**Problem details:**
Extract the lines that carry the string "world" from the listing.

**Data records:**
================

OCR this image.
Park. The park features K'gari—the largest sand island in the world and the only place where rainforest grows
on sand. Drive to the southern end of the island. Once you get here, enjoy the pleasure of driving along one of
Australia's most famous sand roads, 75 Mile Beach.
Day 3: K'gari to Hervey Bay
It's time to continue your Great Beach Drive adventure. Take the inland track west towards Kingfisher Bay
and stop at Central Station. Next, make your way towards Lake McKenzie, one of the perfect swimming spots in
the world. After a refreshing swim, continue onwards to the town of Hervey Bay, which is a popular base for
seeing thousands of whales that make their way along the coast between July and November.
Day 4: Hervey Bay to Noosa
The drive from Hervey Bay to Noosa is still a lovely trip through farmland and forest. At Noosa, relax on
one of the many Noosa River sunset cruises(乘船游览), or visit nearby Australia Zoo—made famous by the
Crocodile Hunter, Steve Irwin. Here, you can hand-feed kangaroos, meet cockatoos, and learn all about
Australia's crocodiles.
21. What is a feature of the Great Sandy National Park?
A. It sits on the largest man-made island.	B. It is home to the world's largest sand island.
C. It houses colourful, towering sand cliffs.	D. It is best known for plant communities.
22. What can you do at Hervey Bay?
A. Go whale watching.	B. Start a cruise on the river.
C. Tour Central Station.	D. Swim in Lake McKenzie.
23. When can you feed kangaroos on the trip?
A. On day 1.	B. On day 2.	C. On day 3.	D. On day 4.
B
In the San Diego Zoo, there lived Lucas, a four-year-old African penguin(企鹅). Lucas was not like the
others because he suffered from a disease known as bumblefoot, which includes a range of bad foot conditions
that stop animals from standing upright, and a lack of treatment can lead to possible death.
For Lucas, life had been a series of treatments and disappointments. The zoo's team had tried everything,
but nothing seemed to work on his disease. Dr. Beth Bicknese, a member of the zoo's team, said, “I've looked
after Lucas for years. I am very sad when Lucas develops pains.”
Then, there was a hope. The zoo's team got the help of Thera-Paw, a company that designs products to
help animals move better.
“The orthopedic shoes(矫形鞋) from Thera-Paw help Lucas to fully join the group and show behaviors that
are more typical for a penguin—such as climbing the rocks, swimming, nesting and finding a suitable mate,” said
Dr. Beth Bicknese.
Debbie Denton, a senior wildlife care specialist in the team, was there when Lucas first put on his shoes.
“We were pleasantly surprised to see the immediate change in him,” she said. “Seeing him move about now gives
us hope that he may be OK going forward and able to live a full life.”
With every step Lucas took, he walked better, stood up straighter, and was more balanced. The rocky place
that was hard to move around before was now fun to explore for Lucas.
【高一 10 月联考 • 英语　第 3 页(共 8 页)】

================

**Task answer:**
Park. The park features K'gari—the largest sand island in the world and the only place where rainforest grows
the world. After a refreshing swim, continue onwards to the town of Hervey Bay, which is a popular base for
A. It sits on the largest man-made island.	B. It is home to the world's largest sand island.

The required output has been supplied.